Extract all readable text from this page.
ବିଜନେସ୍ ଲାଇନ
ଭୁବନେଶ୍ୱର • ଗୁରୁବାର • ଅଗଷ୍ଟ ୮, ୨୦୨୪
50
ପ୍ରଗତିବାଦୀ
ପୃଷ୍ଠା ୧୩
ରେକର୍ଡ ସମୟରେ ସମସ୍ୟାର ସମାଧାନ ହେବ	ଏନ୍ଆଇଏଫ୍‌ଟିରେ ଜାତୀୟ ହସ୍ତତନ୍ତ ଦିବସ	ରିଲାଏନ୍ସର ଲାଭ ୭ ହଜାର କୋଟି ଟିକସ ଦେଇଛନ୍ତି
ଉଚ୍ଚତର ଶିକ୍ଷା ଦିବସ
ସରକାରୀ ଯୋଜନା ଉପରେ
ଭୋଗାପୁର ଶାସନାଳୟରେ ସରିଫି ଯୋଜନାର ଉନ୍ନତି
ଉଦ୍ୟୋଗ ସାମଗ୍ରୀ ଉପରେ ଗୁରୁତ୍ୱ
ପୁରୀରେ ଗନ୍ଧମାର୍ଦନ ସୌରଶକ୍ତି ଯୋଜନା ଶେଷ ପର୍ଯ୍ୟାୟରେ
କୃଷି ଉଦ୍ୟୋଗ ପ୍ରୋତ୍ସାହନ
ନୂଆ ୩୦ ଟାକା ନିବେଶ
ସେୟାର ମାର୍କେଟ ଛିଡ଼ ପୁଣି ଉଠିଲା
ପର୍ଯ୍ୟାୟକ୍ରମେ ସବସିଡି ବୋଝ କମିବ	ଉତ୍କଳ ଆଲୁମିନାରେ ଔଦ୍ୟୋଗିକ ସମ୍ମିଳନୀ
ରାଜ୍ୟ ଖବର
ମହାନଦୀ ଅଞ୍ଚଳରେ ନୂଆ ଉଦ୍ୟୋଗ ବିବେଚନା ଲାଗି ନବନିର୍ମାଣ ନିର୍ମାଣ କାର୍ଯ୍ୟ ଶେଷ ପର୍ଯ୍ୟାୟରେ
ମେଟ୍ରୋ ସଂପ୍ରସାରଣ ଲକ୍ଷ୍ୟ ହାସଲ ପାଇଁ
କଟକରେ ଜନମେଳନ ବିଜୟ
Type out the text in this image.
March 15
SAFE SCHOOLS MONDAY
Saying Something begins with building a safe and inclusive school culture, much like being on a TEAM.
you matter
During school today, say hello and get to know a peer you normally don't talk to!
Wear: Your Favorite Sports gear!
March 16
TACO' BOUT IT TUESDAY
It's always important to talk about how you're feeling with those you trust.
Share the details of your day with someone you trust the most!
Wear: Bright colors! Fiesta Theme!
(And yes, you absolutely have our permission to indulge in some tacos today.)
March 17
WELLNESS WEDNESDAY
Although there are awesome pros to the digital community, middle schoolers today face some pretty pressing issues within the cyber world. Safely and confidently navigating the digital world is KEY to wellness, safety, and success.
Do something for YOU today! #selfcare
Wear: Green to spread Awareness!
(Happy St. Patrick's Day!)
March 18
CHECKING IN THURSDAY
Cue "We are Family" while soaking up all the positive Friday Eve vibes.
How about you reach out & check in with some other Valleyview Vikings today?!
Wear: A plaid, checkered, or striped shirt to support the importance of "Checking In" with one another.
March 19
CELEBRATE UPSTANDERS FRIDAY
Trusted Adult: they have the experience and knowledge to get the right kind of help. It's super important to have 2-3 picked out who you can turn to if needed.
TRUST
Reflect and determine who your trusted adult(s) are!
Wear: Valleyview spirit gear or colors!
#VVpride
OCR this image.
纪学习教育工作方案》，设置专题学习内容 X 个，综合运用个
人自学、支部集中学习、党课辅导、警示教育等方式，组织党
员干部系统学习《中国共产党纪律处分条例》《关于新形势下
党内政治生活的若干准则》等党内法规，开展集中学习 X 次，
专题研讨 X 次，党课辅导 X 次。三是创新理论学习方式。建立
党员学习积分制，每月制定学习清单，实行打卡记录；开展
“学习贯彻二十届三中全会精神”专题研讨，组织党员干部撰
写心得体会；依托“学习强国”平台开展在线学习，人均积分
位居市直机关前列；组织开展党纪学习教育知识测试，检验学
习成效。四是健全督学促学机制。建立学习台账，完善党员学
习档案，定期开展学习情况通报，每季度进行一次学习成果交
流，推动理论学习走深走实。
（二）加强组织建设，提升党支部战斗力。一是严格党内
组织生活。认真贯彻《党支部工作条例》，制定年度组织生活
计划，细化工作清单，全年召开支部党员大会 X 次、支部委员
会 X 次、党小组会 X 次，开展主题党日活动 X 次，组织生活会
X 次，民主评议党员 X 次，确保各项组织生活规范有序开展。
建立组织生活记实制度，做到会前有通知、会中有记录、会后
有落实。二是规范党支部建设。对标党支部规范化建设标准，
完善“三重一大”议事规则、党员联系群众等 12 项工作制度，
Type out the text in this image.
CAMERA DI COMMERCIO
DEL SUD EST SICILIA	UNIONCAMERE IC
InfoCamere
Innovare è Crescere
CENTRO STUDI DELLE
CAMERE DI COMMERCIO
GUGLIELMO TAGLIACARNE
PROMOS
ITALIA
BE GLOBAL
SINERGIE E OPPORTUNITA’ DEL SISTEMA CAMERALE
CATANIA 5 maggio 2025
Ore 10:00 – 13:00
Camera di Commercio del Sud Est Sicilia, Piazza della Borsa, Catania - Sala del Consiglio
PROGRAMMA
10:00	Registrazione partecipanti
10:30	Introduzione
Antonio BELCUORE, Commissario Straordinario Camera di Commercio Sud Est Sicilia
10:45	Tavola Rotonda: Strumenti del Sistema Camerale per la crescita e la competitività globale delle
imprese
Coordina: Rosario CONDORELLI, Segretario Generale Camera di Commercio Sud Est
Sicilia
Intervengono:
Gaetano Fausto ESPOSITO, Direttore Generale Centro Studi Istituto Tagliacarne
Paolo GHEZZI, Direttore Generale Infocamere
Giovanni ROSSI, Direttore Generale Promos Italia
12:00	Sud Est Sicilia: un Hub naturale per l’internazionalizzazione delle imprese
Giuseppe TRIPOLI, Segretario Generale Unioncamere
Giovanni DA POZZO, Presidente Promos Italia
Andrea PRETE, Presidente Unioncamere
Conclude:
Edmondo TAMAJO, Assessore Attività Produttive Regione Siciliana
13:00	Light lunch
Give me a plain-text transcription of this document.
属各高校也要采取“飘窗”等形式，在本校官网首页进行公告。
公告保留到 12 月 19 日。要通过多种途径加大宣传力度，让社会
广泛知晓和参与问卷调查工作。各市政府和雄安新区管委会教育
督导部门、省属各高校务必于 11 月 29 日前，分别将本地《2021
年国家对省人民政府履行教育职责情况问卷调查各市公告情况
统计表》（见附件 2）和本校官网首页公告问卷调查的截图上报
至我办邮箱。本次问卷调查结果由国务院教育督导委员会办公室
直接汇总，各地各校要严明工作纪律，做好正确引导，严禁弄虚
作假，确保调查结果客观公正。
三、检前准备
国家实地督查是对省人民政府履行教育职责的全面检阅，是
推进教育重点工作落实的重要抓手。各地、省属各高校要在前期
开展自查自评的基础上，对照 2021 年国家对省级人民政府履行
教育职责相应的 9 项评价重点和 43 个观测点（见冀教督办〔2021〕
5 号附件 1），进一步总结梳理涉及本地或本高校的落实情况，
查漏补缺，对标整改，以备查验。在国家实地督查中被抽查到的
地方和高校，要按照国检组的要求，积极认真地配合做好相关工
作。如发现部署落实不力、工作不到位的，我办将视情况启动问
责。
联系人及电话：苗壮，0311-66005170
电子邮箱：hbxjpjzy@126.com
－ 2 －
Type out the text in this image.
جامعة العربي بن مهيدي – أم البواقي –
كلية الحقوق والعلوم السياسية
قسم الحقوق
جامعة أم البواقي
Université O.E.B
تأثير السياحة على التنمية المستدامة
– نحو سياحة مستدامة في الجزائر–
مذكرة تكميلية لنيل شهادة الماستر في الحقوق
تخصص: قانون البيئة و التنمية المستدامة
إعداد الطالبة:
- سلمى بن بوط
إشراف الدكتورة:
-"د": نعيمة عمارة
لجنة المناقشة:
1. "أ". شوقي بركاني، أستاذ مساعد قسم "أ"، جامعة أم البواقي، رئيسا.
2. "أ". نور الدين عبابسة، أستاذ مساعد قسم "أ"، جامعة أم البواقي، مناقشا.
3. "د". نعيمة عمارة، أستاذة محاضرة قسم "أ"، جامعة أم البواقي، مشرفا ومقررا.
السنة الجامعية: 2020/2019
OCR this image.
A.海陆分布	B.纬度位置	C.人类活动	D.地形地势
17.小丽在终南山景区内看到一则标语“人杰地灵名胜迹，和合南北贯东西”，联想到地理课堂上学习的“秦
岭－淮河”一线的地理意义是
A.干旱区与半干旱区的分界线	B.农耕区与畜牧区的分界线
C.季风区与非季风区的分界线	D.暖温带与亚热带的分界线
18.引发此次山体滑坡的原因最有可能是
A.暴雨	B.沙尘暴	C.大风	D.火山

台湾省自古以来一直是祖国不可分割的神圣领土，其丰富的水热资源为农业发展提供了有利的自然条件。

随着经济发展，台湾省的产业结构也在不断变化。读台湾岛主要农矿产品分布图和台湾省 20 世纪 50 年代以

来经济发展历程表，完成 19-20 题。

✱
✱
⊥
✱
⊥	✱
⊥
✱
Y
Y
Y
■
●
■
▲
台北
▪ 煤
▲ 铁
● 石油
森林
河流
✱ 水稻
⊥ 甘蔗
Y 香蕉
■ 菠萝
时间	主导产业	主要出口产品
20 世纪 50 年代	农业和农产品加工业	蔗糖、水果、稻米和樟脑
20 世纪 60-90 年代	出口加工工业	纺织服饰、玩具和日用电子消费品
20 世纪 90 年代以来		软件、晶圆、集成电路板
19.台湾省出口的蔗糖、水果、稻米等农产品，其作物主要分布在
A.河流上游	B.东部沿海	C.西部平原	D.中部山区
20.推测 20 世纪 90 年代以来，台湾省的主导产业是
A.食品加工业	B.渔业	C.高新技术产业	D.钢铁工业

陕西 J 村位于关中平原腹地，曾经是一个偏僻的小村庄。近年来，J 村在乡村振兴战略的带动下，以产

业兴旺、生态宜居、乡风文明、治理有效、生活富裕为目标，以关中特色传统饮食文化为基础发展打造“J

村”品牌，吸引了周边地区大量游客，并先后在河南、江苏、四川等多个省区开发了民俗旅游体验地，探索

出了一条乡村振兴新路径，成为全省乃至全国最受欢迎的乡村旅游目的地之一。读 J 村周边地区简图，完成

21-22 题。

══════

Every line that holds the string "gear" should be returned.

● **Solved exercise**
Wear: Your Favorite Sports gear!
Wear: Valleyview spirit gear or colors!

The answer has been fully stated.